Dataset items
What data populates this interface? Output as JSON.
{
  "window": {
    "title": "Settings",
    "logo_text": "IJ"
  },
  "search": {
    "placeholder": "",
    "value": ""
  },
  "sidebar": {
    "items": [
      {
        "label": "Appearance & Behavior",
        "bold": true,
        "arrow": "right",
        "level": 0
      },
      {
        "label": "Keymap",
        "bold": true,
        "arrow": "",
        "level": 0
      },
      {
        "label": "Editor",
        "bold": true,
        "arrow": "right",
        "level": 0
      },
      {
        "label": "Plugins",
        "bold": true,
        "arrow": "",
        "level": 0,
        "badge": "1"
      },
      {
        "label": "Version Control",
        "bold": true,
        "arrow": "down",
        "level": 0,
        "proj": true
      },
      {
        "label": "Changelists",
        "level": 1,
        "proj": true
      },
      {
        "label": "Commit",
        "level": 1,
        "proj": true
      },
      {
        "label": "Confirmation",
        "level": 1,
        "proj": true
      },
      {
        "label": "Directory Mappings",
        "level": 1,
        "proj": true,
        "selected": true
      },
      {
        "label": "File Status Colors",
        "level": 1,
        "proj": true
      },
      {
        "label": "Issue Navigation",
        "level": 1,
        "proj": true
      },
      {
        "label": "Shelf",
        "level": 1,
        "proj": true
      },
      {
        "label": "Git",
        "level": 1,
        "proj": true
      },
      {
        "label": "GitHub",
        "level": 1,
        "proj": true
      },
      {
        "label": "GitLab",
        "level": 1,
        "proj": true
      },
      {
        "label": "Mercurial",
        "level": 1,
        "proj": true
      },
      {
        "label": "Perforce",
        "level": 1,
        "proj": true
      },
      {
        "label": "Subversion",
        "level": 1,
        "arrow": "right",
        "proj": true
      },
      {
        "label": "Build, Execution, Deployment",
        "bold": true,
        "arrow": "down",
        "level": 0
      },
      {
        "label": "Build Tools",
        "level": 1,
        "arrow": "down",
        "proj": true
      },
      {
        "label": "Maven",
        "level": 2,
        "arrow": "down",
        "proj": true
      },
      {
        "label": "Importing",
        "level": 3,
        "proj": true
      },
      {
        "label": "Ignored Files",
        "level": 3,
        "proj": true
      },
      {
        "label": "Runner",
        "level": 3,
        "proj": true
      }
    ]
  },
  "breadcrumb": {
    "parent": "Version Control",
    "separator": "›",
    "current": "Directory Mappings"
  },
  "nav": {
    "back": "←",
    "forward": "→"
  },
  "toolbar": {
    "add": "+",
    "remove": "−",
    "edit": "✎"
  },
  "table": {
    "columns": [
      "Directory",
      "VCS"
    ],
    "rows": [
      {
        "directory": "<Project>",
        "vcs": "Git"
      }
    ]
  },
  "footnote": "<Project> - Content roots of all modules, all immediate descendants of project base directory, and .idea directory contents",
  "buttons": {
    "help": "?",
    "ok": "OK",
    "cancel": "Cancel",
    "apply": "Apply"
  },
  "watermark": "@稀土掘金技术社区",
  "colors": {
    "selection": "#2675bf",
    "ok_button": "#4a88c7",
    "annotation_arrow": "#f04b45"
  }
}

*Required task:* Above are the records; retype them all without a single difference.

*Result below:*
What data populates this interface? Output as JSON.
{
  "window": {
    "title": "Settings",
    "logo_text": "IJ"
  },
  "search": {
    "placeholder": "",
    "value": ""
  },
  "sidebar": {
    "items": [
      {
        "label": "Appearance & Behavior",
        "bold": true,
        "arrow": "right",
        "level": 0
      },
      {
        "label": "Keymap",
        "bold": true,
        "arrow": "",
        "level": 0
      },
      {
        "label": "Editor",
        "bold": true,
        "arrow": "right",
        "level": 0
      },
      {
        "label": "Plugins",
        "bold": true,
        "arrow": "",
        "level": 0,
        "badge": "1"
      },
      {
        "label": "Version Control",
        "bold": true,
        "arrow": "down",
        "level": 0,
        "proj": true
      },
      {
        "label": "Changelists",
        "level": 1,
        "proj": true
      },
      {
        "label": "Commit",
        "level": 1,
        "proj": true
      },
      {
        "label": "Confirmation",
        "level": 1,
        "proj": true
      },
      {
        "label": "Directory Mappings",
        "level": 1,
        "proj": true,
        "selected": true
      },
      {
        "label": "File Status Colors",
        "level": 1,
        "proj": true
      },
      {
        "label": "Issue Navigation",
        "level": 1,
        "proj": true
      },
      {
        "label": "Shelf",
        "level": 1,
        "proj": true
      },
      {
        "label": "Git",
        "level": 1,
        "proj": true
      },
      {
        "label": "GitHub",
        "level": 1,
        "proj": true
      },
      {
        "label": "GitLab",
        "level": 1,
        "proj": true
      },
      {
        "label": "Mercurial",
        "level": 1,
        "proj": true
      },
      {
        "label": "Perforce",
        "level": 1,
        "proj": true
      },
      {
        "label": "Subversion",
        "level": 1,
        "arrow": "right",
        "proj": true
      },
      {
        "label": "Build, Execution, Deployment",
        "bold": true,
        "arrow": "down",
        "level": 0
      },
      {
        "label": "Build Tools",
        "level": 1,
        "arrow": "down",
        "proj": true
      },
      {
        "label": "Maven",
        "level": 2,
        "arrow": "down",
        "proj": true
      },
      {
        "label": "Importing",
        "level": 3,
        "proj": true
      },
      {
        "label": "Ignored Files",
        "level": 3,
        "proj": true
      },
      {
        "label": "Runner",
        "level": 3,
        "proj": true
      }
    ]
  },
  "breadcrumb": {
    "parent": "Version Control",
    "separator": "›",
    "current": "Directory Mappings"
  },
  "nav": {
    "back": "←",
    "forward": "→"
  },
  "toolbar": {
    "add": "+",
    "remove": "−",
    "edit": "✎"
  },
  "table": {
    "columns": [
      "Directory",
      "VCS"
    ],
    "rows": [
      {
        "directory": "<Project>",
        "vcs": "Git"
      }
    ]
  },
  "footnote": "<Project> - Content roots of all modules, all immediate descendants of project base directory, and .idea directory contents",
  "buttons": {
    "help": "?",
    "ok": "OK",
    "cancel": "Cancel",
    "apply": "Apply"
  },
  "watermark": "@稀土掘金技术社区",
  "colors": {
    "selection": "#2675bf",
    "ok_button": "#4a88c7",
    "annotation_arrow": "#f04b45"
  }
}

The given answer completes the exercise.